***** Ausgangstext *****
Im Erstattungszeitraum bezog S.K. von dem Beigeladenen aufstockende Leistungen nach dem Sozialgesetzbuch Zweites Buch (SGB II). Antragsgemäß wurde ihr als Mitglied der aus ihr und ihrem Ehemann bestehenden Bedarfsgemeinschaft in dem Zeitraum vom 01.06.2006 bis zum 30.09.2006 auf Basis des Bewilligungsbescheides vom 02.05.2006 in der Fassung des Änderungsbescheides vom 05.07.2006 und in dem Zeitraum vom 01.10.2006 bis zum 28.02.2007 auf Basis des Bewilligungsbescheides vom 12.09.2006 Alg II in Höhe von insgesamt 3.071,70 € zzgl. Beiträgen zur Kranken- und Pflegeversicherung als aufstockende Leistungen gewährt. Durch den nachträglichen Wegfall von Alg II aufgrund der Rentengewährung erwarb S.K. einen Anspruch gegen den Beigeladenen auf Sozialgeld in gleicher Höhe.
Mit Schreiben vom 22.01.2007 machte der Beigeladene einen Erstattungsanspruch gegenüber der Beklagten für geleistetes Alg II vom 01.03.2005 bis 28.02.2007 zzgl. gezahlter Kranken- und Pflegeversicherungsbeiträge geltend.
Die Beklagte berechnete für die Monate Juni 2006 bis Februar 2007 die anteilsmäßige Aufteilung der beiden Erstattungsansprüche, wobei die Erstattungsbeträge für Beiträge zur Kranken- und Pflegeversicherung hälftig aufgeteilt wurden.
Mit Schreiben vom 23.04.2007 teilte die Beklagte der Klägerin mit, dass ihre Forderung für die Zeit vom 01.06.2006 bis 28.02.2007 wegen eines gleichrangigen Erstattungsanspruches des Beigeladenen nur anteilsmäßig zu erfüllen gewesen sei und sie für diesen Zeitraum nur einen reduzierten Betrag erhalte. Der Erstattungsbetrag wurde mit insgesamt 1.971,80 € festgestellt.
***** Datenteil *****
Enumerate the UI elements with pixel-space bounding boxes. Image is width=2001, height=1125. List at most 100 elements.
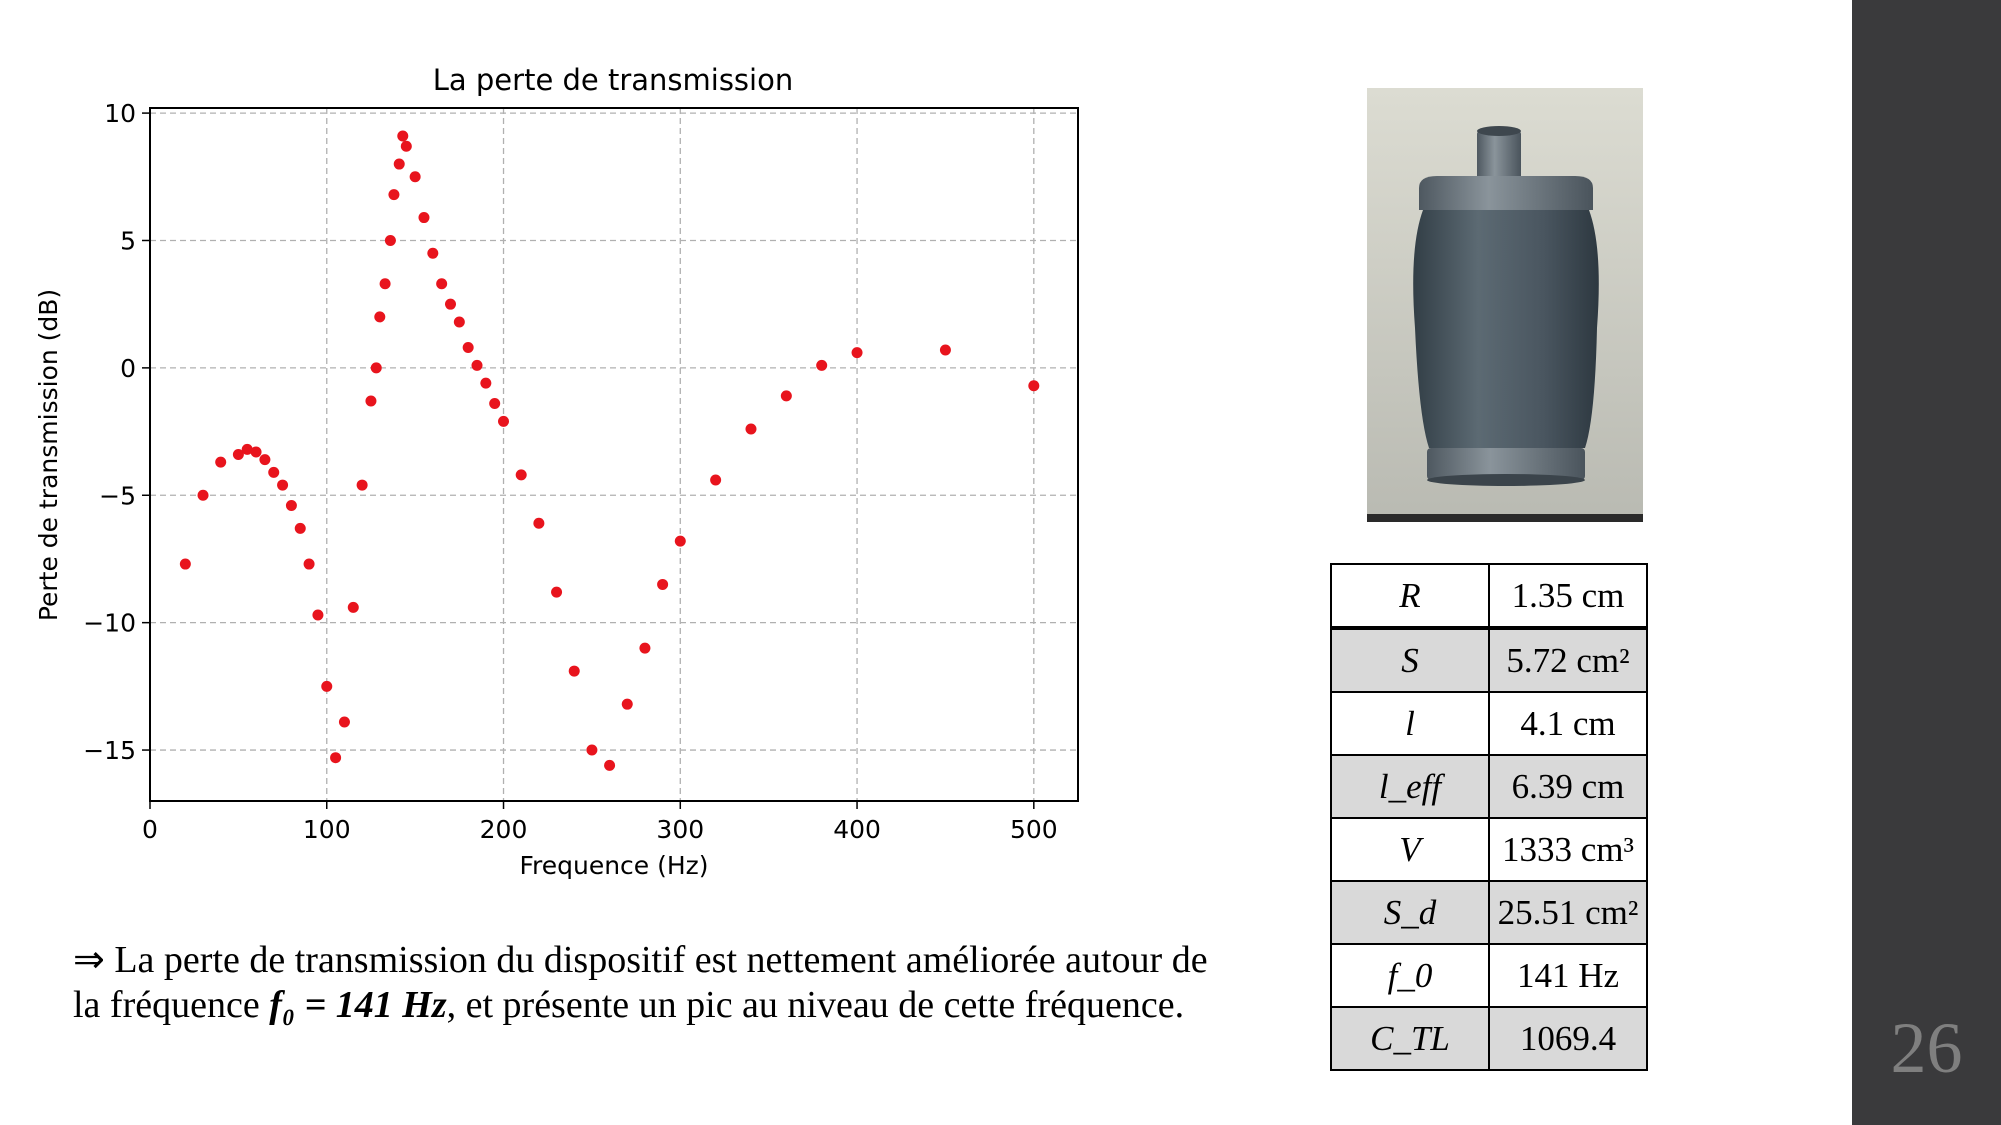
data-point: [393, 158, 405, 170]
conclusion-text: ⇒ La perte de transmission du dispositif…: [73, 938, 1233, 1028]
x-tick-label: 200: [480, 815, 528, 844]
parameters-table: R 1.35 cm S 5.72 cm² l 4.1 cm l_eff 6.39…: [1330, 563, 1648, 1071]
x-axis-label: Frequence (Hz): [519, 851, 708, 880]
data-point: [418, 212, 430, 224]
data-point: [480, 377, 492, 389]
data-point: [551, 586, 563, 598]
sidebar-band: [1852, 0, 2001, 1125]
y-tick-label: −15: [83, 736, 136, 765]
x-tick-label: 300: [656, 815, 704, 844]
x-tick-label: 400: [833, 815, 881, 844]
data-point: [241, 443, 253, 455]
data-point: [285, 499, 297, 511]
data-point: [370, 362, 382, 374]
data-point: [379, 278, 391, 290]
y-axis-label: Perte de transmission (dB): [34, 289, 63, 621]
table-row: V 1333 cm³: [1330, 817, 1648, 882]
plot-area: [150, 108, 1078, 801]
data-point: [338, 716, 350, 728]
data-point: [374, 311, 386, 323]
axis-ticks: 0 100 200 300 400 500 10 5 0 −5 −10 −15: [83, 99, 1057, 844]
data-point: [939, 344, 951, 356]
conclusion-part1: ⇒ La perte de transmission du dispositif…: [73, 939, 1208, 1026]
data-point: [586, 744, 598, 756]
conclusion-part2: , et présente un pic au niveau de cette …: [446, 984, 1185, 1026]
chart-svg: La perte de transmission 0 100 200 300 400 5 0…: [34, 63, 1079, 880]
param-symbol: l_eff: [1330, 754, 1490, 819]
data-point: [321, 680, 333, 692]
plot-frame: [149, 107, 1079, 802]
param-symbol: V: [1330, 817, 1490, 882]
param-value: 141 Hz: [1488, 943, 1648, 1008]
muffler-device-photo: [1367, 88, 1643, 522]
data-point: [489, 398, 501, 410]
data-points: [179, 130, 1040, 771]
param-symbol: S_d: [1330, 880, 1490, 945]
table-row: C_TL 1069.4: [1330, 1006, 1648, 1071]
chart-title: La perte de transmission: [433, 63, 793, 97]
data-point: [816, 359, 828, 371]
data-point: [268, 466, 280, 478]
param-symbol: l: [1330, 691, 1490, 756]
data-point: [639, 642, 651, 654]
transmission-loss-chart: La perte de transmission 0 100 200 300 400 5 0…: [0, 0, 1120, 900]
data-point: [250, 446, 262, 458]
data-point: [215, 456, 227, 468]
table-row: l 4.1 cm: [1330, 691, 1648, 756]
data-point: [498, 415, 510, 427]
data-point: [409, 171, 421, 183]
data-point: [427, 247, 439, 259]
data-point: [400, 140, 412, 152]
data-point: [780, 390, 792, 402]
data-point: [384, 234, 396, 246]
table-row: S 5.72 cm²: [1330, 627, 1648, 693]
data-point: [365, 395, 377, 407]
data-point: [388, 189, 400, 201]
data-point: [330, 752, 342, 764]
data-point: [621, 698, 633, 710]
data-point: [347, 601, 359, 613]
data-point: [294, 522, 306, 534]
data-point: [259, 454, 271, 466]
data-point: [1028, 380, 1040, 392]
data-point: [356, 479, 368, 491]
y-tick-label: 5: [120, 226, 136, 255]
data-point: [397, 130, 409, 142]
data-point: [568, 665, 580, 677]
data-point: [444, 298, 456, 310]
y-tick-label: 10: [104, 99, 136, 128]
data-point: [710, 474, 722, 486]
data-point: [179, 558, 191, 570]
param-value: 6.39 cm: [1488, 754, 1648, 819]
param-value: 1069.4: [1488, 1006, 1648, 1071]
param-symbol: C_TL: [1330, 1006, 1490, 1071]
data-point: [197, 489, 209, 501]
conclusion-formula: f₀ = 141 Hz: [269, 984, 447, 1026]
data-point: [462, 341, 474, 353]
table-row: R 1.35 cm: [1330, 563, 1648, 630]
x-tick-label: 100: [303, 815, 351, 844]
data-point: [745, 423, 757, 435]
data-point: [851, 347, 863, 359]
table-row: f_0 141 Hz: [1330, 943, 1648, 1008]
param-value: 1333 cm³: [1488, 817, 1648, 882]
param-value: 1.35 cm: [1488, 563, 1648, 630]
data-point: [471, 359, 483, 371]
data-point: [657, 578, 669, 590]
data-point: [453, 316, 465, 328]
data-point: [312, 609, 324, 621]
data-point: [232, 449, 244, 460]
param-value: 25.51 cm²: [1488, 880, 1648, 945]
x-tick-label: 0: [142, 815, 158, 844]
y-tick-label: −5: [99, 481, 136, 510]
param-symbol: S: [1330, 627, 1490, 693]
param-value: 4.1 cm: [1488, 691, 1648, 756]
data-point: [604, 759, 616, 771]
param-symbol: f_0: [1330, 943, 1490, 1008]
y-tick-label: 0: [120, 354, 136, 383]
data-point: [533, 517, 545, 529]
data-point: [277, 479, 289, 491]
data-point: [515, 469, 527, 481]
param-symbol: R: [1330, 563, 1490, 630]
table-row: S_d 25.51 cm²: [1330, 880, 1648, 945]
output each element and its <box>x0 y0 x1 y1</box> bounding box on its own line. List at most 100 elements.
*****
§ Aufgabenstellung: Geben Sie den Ausgangstext über die Aufteilung der Erstattungsansprüche vollständig und wortgetreu wieder. Die Einträge stehen in keinem Zusammenhang mit dem Ausgangstext.

§ Vollständige Ausgabe:
Im Erstattungszeitraum bezog S.K. von dem Beigeladenen aufstockende Leistungen nach dem Sozialgesetzbuch Zweites Buch (SGB II). Antragsgemäß wurde ihr als Mitglied der aus ihr und ihrem Ehemann bestehenden Bedarfsgemeinschaft in dem Zeitraum vom 01.06.2006 bis zum 30.09.2006 auf Basis des Bewilligungsbescheides vom 02.05.2006 in der Fassung des Änderungsbescheides vom 05.07.2006 und in dem Zeitraum vom 01.10.2006 bis zum 28.02.2007 auf Basis des Bewilligungsbescheides vom 12.09.2006 Alg II in Höhe von insgesamt 3.071,70 € zzgl. Beiträgen zur Kranken- und Pflegeversicherung als aufstockende Leistungen gewährt. Durch den nachträglichen Wegfall von Alg II aufgrund der Rentengewährung erwarb S.K. einen Anspruch gegen den Beigeladenen auf Sozialgeld in gleicher Höhe.
Mit Schreiben vom 22.01.2007 machte der Beigeladene einen Erstattungsanspruch gegenüber der Beklagten für geleistetes Alg II vom 01.03.2005 bis 28.02.2007 zzgl. gezahlter Kranken- und Pflegeversicherungsbeiträge geltend.
Die Beklagte berechnete für die Monate Juni 2006 bis Februar 2007 die anteilsmäßige Aufteilung der beiden Erstattungsansprüche, wobei die Erstattungsbeträge für Beiträge zur Kranken- und Pflegeversicherung hälftig aufgeteilt wurden.
Mit Schreiben vom 23.04.2007 teilte die Beklagte der Klägerin mit, dass ihre Forderung für die Zeit vom 01.06.2006 bis 28.02.2007 wegen eines gleichrangigen Erstattungsanspruches des Beigeladenen nur anteilsmäßig zu erfüllen gewesen sei und sie für diesen Zeitraum nur einen reduzierten Betrag erhalte. Der Erstattungsbetrag wurde mit insgesamt 1.971,80 € festgestellt.